- Exercise details -
From the entries below, extract every line that includes the word "December".

- Data extract -
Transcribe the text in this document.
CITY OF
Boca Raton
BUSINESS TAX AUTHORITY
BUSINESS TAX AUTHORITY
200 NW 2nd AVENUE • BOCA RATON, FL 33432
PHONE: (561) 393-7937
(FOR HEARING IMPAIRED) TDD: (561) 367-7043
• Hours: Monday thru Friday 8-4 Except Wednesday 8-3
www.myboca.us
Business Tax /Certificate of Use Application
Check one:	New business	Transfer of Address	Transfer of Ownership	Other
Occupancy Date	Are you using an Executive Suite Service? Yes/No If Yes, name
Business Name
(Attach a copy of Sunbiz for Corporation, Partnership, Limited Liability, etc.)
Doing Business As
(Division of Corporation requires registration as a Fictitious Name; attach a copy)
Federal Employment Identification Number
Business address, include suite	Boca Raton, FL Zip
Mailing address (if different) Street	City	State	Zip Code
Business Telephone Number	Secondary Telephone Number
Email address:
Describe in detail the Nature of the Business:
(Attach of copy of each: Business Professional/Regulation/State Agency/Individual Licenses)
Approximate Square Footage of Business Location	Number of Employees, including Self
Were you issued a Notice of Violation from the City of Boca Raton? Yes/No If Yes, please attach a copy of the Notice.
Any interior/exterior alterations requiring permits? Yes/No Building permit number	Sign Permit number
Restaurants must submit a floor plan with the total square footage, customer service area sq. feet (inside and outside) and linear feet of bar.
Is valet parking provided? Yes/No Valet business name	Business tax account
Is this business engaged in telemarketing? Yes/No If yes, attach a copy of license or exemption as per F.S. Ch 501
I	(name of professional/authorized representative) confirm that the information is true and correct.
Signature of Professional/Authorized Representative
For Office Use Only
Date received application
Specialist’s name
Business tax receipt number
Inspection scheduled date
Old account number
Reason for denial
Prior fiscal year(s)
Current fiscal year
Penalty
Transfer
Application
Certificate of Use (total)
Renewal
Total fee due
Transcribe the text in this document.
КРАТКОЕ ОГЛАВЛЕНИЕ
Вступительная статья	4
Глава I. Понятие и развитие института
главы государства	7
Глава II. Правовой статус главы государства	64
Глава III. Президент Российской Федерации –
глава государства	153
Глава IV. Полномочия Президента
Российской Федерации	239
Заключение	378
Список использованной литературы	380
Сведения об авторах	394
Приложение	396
---
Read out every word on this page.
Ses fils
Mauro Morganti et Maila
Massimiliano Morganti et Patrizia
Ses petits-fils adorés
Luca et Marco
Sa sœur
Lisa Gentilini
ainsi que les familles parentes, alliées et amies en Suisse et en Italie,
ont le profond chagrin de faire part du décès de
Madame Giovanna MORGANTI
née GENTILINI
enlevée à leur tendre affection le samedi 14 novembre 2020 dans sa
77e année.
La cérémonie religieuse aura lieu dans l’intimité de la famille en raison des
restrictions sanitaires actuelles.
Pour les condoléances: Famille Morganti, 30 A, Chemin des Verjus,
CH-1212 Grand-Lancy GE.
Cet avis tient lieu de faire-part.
---
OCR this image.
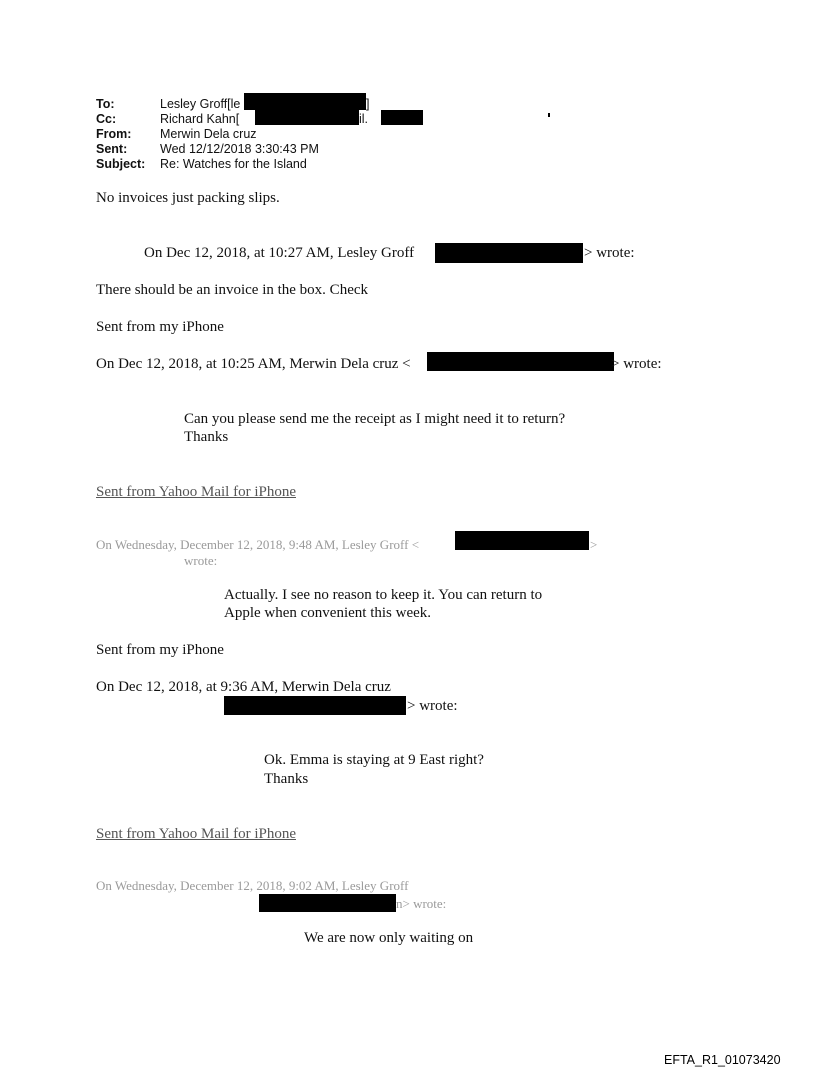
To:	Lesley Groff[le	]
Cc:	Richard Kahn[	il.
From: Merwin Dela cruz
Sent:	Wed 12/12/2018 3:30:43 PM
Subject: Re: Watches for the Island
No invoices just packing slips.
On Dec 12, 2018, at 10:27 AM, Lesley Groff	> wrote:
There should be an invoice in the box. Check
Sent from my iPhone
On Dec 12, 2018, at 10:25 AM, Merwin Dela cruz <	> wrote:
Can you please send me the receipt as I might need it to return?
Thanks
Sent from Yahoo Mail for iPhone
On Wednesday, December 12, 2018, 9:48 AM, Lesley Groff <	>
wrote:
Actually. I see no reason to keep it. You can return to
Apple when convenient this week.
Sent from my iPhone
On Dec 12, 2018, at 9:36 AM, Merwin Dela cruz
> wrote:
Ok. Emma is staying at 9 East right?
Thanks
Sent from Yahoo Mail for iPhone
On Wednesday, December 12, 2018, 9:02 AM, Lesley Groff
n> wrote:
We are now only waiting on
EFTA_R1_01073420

- Answer to this exercise -
On Wednesday, December 12, 2018, 9:48 AM, Lesley Groff <	>
On Wednesday, December 12, 2018, 9:02 AM, Lesley Groff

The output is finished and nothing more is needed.